• **ASSIGNED TASK**:
A single number is the whole answer: the count of lines in these entries that hold "four".

• **GIVEN RECORDS**:
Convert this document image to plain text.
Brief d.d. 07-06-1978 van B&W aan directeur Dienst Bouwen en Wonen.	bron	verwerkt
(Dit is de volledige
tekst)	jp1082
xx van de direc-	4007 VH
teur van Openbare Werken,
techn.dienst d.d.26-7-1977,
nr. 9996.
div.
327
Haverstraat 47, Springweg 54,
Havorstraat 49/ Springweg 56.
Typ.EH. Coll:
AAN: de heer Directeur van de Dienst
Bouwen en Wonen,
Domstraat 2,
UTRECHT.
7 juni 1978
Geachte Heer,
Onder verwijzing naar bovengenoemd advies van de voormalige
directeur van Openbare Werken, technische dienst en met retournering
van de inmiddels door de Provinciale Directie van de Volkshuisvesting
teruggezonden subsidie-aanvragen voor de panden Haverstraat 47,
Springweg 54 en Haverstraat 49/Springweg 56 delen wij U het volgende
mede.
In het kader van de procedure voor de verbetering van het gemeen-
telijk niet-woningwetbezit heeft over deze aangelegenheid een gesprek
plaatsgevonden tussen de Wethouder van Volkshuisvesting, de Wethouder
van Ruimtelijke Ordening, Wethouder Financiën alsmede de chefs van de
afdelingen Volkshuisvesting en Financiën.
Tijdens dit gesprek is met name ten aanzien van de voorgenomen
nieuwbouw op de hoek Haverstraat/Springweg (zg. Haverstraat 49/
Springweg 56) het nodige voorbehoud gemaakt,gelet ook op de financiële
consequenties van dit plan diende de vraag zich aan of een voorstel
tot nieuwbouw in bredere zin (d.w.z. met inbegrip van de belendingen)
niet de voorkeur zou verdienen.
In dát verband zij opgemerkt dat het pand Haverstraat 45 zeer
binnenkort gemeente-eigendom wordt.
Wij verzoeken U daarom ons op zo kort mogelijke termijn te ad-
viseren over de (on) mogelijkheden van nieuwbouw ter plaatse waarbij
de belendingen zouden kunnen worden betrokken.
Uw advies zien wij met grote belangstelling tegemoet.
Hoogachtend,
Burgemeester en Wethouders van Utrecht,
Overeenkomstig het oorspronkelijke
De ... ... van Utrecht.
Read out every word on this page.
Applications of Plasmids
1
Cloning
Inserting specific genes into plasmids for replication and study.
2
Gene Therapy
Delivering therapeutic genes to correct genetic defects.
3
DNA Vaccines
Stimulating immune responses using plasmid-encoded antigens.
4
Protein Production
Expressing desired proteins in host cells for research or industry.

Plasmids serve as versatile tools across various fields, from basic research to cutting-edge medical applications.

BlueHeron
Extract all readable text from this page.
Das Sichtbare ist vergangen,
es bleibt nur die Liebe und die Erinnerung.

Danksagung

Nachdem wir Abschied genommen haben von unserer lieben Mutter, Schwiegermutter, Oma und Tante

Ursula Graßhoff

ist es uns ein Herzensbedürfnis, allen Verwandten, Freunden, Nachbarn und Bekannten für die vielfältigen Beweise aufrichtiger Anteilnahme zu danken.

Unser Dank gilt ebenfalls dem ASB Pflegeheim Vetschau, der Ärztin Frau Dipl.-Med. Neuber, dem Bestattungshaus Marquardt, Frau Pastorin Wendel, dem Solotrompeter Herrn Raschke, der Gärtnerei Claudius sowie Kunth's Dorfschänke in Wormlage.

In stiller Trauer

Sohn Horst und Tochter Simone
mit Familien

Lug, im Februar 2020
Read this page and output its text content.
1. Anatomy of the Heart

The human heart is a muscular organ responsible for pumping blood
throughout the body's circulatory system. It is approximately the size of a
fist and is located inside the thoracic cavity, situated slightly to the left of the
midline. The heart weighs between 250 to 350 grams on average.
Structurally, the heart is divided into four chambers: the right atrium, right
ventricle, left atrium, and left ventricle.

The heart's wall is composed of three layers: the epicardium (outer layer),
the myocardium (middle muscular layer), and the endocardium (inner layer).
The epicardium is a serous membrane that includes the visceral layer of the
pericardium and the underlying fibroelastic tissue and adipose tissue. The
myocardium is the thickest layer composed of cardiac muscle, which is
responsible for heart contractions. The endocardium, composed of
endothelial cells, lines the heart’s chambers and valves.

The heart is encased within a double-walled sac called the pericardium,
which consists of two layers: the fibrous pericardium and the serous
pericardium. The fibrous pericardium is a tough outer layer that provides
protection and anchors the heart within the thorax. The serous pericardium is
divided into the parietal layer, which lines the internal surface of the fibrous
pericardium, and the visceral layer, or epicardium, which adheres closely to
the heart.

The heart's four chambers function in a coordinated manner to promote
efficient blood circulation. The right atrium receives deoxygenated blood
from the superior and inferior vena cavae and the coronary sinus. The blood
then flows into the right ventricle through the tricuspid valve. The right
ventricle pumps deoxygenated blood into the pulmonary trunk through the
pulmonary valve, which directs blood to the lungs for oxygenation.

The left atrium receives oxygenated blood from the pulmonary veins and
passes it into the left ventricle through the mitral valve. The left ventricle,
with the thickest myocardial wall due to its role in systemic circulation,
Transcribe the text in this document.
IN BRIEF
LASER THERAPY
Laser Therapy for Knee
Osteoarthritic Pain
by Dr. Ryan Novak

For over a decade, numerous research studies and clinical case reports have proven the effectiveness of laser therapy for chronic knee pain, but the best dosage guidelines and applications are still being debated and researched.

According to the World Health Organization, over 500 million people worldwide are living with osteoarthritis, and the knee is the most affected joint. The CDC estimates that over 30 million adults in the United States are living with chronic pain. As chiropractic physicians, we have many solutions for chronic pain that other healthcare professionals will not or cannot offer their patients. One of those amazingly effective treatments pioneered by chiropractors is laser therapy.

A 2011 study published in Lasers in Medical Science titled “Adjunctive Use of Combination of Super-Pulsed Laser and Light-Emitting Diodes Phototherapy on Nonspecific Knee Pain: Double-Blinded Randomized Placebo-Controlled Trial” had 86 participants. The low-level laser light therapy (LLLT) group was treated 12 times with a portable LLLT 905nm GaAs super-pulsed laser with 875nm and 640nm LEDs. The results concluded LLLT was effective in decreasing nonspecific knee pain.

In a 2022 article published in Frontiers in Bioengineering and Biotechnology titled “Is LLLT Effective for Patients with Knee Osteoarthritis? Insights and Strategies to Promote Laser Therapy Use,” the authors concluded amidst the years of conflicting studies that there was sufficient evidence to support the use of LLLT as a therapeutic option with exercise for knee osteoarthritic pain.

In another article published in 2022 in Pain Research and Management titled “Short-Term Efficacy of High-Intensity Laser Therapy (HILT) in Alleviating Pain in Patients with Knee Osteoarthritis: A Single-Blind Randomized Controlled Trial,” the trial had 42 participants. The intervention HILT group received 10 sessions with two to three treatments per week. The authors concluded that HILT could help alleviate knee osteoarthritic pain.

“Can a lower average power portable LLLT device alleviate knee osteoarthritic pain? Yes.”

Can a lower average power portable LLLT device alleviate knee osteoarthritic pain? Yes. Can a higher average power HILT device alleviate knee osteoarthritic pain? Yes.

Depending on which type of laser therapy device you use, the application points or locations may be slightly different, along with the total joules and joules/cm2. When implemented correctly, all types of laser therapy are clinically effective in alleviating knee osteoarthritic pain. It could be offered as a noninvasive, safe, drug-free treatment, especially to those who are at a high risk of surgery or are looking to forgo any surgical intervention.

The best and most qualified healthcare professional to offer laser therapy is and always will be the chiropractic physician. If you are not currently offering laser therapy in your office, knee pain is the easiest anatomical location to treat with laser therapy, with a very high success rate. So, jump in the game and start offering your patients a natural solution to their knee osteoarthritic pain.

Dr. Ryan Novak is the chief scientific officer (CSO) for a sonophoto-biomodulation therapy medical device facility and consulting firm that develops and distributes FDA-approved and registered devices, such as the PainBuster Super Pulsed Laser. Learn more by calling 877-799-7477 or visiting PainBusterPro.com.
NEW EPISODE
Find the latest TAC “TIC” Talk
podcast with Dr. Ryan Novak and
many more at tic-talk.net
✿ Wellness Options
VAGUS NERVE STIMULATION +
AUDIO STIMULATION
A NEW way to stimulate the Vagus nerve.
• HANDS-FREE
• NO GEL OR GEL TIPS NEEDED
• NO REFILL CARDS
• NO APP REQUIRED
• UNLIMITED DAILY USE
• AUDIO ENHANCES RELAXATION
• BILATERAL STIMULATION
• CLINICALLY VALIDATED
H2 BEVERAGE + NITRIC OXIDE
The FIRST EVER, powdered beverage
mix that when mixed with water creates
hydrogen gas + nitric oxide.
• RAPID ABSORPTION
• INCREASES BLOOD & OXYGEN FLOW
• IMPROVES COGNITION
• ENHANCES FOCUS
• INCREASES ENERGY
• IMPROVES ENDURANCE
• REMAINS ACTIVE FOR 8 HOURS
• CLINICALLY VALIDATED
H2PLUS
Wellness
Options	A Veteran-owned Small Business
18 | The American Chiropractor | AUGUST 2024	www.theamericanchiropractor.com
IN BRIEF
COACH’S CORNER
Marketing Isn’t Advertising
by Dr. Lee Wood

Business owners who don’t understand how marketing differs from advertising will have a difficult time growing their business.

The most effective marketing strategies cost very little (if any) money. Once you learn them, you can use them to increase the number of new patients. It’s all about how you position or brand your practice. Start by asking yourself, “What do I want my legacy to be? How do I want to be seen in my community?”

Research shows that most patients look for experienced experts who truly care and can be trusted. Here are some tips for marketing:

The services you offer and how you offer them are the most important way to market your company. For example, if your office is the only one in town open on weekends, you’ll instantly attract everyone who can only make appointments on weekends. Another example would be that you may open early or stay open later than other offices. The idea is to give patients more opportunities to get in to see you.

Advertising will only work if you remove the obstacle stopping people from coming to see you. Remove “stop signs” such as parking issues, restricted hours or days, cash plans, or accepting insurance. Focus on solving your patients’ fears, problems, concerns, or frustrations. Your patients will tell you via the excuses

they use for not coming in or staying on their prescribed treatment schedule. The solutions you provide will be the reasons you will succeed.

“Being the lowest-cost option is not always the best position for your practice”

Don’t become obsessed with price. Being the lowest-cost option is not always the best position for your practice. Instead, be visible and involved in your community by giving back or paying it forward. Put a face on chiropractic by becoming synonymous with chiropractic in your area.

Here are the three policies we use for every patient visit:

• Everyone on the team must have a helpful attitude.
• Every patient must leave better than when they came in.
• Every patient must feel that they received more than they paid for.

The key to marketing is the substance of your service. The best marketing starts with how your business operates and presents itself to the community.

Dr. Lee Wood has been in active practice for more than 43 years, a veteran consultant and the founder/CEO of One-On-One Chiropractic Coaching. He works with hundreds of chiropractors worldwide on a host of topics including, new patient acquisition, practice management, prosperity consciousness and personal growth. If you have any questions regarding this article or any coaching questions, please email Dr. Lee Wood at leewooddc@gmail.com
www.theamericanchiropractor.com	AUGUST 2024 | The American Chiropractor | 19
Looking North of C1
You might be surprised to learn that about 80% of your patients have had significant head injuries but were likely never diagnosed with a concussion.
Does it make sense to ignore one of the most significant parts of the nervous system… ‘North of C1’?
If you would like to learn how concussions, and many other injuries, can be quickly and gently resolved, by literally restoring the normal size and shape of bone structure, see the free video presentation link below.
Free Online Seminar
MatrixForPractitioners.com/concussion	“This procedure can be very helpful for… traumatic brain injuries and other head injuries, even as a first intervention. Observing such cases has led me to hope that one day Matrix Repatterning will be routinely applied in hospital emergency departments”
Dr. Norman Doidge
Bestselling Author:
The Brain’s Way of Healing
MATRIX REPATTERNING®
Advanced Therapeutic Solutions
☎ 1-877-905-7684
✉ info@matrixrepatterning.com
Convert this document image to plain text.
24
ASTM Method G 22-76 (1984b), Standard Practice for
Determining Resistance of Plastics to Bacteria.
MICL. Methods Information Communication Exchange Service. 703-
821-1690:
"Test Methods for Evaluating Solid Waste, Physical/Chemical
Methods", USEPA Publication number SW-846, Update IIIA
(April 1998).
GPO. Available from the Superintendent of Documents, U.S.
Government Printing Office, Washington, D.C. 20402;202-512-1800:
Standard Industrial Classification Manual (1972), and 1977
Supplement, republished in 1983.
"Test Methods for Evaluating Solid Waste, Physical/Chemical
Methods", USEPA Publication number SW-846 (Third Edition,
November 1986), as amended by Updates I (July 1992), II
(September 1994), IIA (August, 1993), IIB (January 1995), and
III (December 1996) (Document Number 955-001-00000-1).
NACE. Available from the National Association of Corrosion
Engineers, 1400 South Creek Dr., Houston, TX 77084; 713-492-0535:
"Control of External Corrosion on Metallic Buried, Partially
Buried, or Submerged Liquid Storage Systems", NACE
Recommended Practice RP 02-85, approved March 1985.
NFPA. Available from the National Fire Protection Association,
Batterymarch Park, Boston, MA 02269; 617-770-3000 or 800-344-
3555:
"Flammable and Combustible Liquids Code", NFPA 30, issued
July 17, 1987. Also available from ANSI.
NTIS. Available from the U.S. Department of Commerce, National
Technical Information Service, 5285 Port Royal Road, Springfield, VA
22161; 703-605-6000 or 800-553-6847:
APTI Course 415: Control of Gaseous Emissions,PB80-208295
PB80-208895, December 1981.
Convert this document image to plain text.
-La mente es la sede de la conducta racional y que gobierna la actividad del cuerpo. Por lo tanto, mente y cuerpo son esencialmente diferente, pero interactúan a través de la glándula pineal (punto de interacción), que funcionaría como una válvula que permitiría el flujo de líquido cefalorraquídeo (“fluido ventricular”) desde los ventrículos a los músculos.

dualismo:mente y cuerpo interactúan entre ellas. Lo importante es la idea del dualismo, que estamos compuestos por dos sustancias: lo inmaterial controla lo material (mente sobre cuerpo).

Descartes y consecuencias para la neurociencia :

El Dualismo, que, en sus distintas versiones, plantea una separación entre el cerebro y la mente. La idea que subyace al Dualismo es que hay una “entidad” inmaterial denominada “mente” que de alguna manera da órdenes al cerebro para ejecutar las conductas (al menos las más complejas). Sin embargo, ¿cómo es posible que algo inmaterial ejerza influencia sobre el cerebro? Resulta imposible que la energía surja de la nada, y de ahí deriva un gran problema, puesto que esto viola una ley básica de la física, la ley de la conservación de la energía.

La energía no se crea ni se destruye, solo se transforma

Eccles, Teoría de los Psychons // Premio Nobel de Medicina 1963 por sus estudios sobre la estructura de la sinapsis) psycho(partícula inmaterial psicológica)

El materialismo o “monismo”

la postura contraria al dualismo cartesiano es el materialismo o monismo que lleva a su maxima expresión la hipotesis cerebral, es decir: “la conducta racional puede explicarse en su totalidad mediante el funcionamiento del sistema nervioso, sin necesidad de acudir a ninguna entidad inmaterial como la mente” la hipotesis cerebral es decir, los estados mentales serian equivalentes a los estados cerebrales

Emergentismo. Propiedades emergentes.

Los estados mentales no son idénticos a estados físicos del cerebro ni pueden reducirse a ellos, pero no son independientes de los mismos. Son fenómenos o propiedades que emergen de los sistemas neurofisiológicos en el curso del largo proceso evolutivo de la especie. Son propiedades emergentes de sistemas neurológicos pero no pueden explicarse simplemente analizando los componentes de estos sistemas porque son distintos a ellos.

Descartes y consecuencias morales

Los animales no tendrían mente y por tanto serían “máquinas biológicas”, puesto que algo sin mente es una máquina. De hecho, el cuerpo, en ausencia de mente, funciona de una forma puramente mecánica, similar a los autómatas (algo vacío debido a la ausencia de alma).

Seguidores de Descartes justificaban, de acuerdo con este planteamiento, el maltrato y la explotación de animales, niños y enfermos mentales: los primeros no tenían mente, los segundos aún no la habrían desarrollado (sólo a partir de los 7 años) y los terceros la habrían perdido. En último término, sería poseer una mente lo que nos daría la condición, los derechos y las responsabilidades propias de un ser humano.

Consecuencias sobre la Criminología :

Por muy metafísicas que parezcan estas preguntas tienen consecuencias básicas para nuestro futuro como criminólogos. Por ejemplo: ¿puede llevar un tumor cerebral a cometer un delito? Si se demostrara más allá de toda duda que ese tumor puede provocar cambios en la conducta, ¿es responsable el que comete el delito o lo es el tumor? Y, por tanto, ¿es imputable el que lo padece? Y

• **EXERCISE SOLUTION**:
2